→ **PROBLEM REQUIREMENTS**
In the listing below, locate the lines bearing the word "lumot". Copy every one of them.

→ **MATERIAL FOR THIS TASK**

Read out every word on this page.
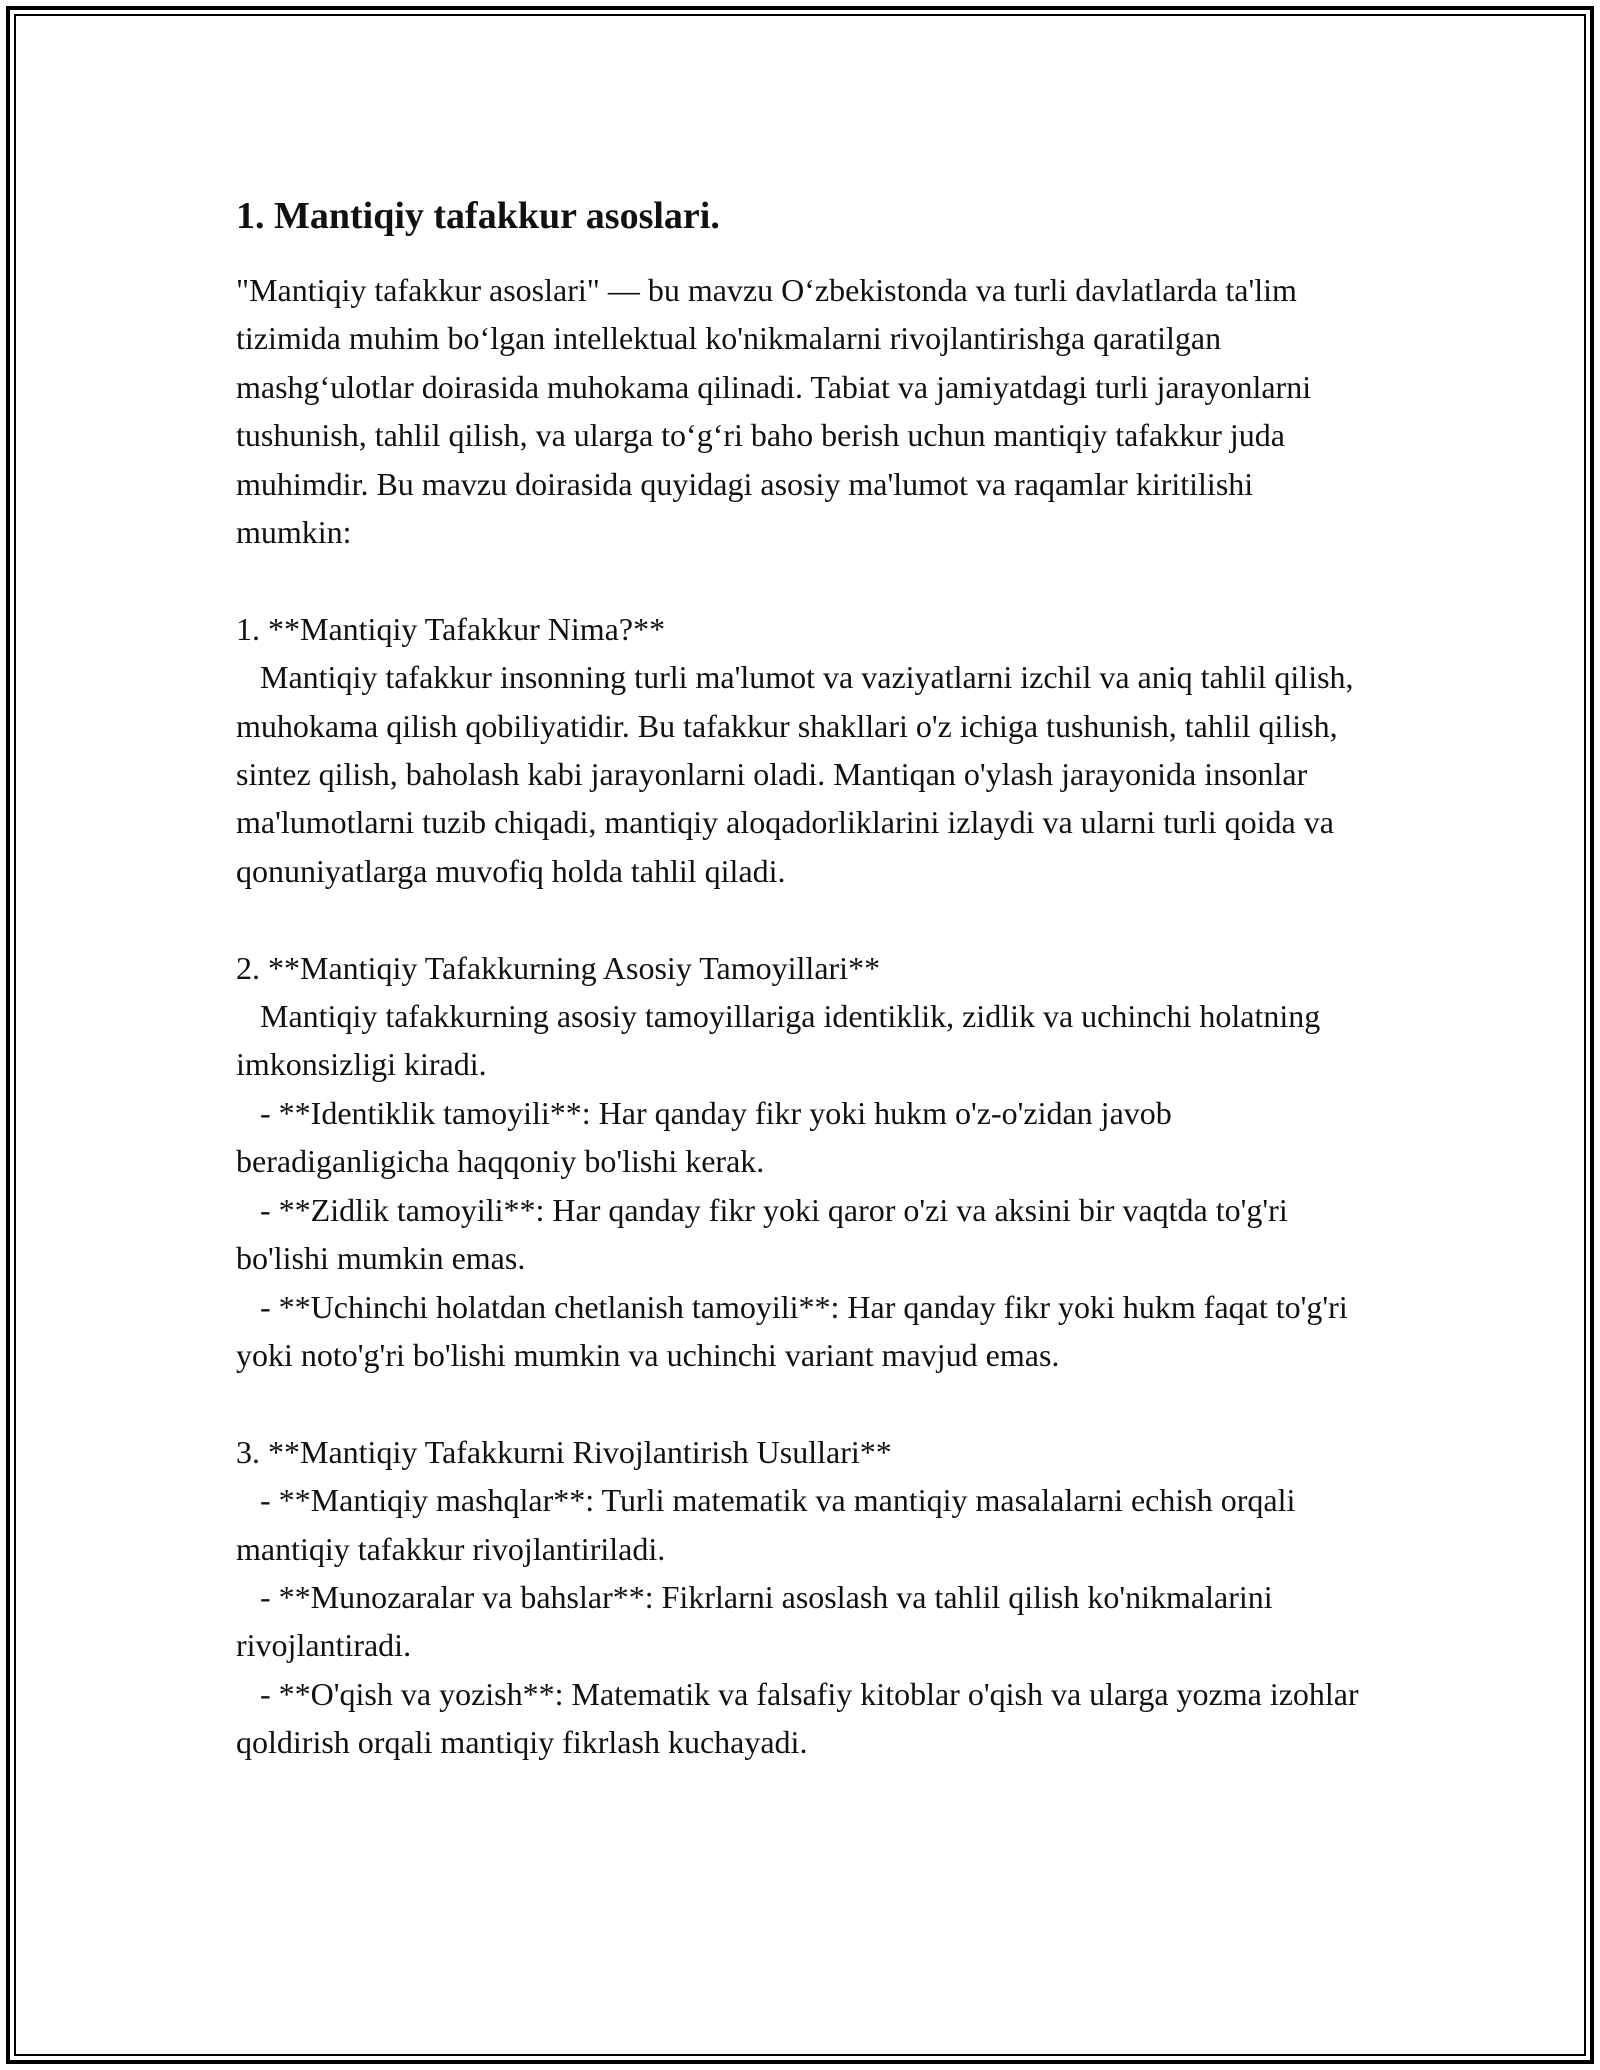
1. Mantiqiy tafakkur asoslari.

"Mantiqiy tafakkur asoslari" — bu mavzu O‘zbekistonda va turli davlatlarda ta'lim tizimida muhim bo‘lgan intellektual ko'nikmalarni rivojlantirishga qaratilgan mashg‘ulotlar doirasida muhokama qilinadi. Tabiat va jamiyatdagi turli jarayonlarni tushunish, tahlil qilish, va ularga to‘g‘ri baho berish uchun mantiqiy tafakkur juda muhimdir. Bu mavzu doirasida quyidagi asosiy ma'lumot va raqamlar kiritilishi mumkin:

1. **Mantiqiy Tafakkur Nima?**

Mantiqiy tafakkur insonning turli ma'lumot va vaziyatlarni izchil va aniq tahlil qilish, muhokama qilish qobiliyatidir. Bu tafakkur shakllari o'z ichiga tushunish, tahlil qilish, sintez qilish, baholash kabi jarayonlarni oladi. Mantiqan o'ylash jarayonida insonlar ma'lumotlarni tuzib chiqadi, mantiqiy aloqadorliklarini izlaydi va ularni turli qoida va qonuniyatlarga muvofiq holda tahlil qiladi.

2. **Mantiqiy Tafakkurning Asosiy Tamoyillari**

Mantiqiy tafakkurning asosiy tamoyillariga identiklik, zidlik va uchinchi holatning imkonsizligi kiradi.

- **Identiklik tamoyili**: Har qanday fikr yoki hukm o'z-o'zidan javob beradiganligicha haqqoniy bo'lishi kerak.

- **Zidlik tamoyili**: Har qanday fikr yoki qaror o'zi va aksini bir vaqtda to'g'ri bo'lishi mumkin emas.

- **Uchinchi holatdan chetlanish tamoyili**: Har qanday fikr yoki hukm faqat to'g'ri yoki noto'g'ri bo'lishi mumkin va uchinchi variant mavjud emas.

3. **Mantiqiy Tafakkurni Rivojlantirish Usullari**

- **Mantiqiy mashqlar**: Turli matematik va mantiqiy masalalarni echish orqali mantiqiy tafakkur rivojlantiriladi.

- **Munozaralar va bahslar**: Fikrlarni asoslash va tahlil qilish ko'nikmalarini rivojlantiradi.

- **O'qish va yozish**: Matematik va falsafiy kitoblar o'qish va ularga yozma izohlar qoldirish orqali mantiqiy fikrlash kuchayadi.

→ **THE RESPONSE**
"Mantiqiy tafakkur asoslari" — bu mavzu O‘zbekistonda va turli davlatlarda ta'lim tizimida muhim bo‘lgan intellektual ko'nikmalarni rivojlantirishga qaratilgan mashg‘ulotlar doirasida muhokama qilinadi. Tabiat va jamiyatdagi turli jarayonlarni tushunish, tahlil qilish, va ularga to‘g‘ri baho berish uchun mantiqiy tafakkur juda muhimdir. Bu mavzu doirasida quyidagi asosiy ma'lumot va raqamlar kiritilishi mumkin:
Mantiqiy tafakkur insonning turli ma'lumot va vaziyatlarni izchil va aniq tahlil qilish, muhokama qilish qobiliyatidir. Bu tafakkur shakllari o'z ichiga tushunish, tahlil qilish, sintez qilish, baholash kabi jarayonlarni oladi. Mantiqan o'ylash jarayonida insonlar ma'lumotlarni tuzib chiqadi, mantiqiy aloqadorliklarini izlaydi va ularni turli qoida va qonuniyatlarga muvofiq holda tahlil qiladi.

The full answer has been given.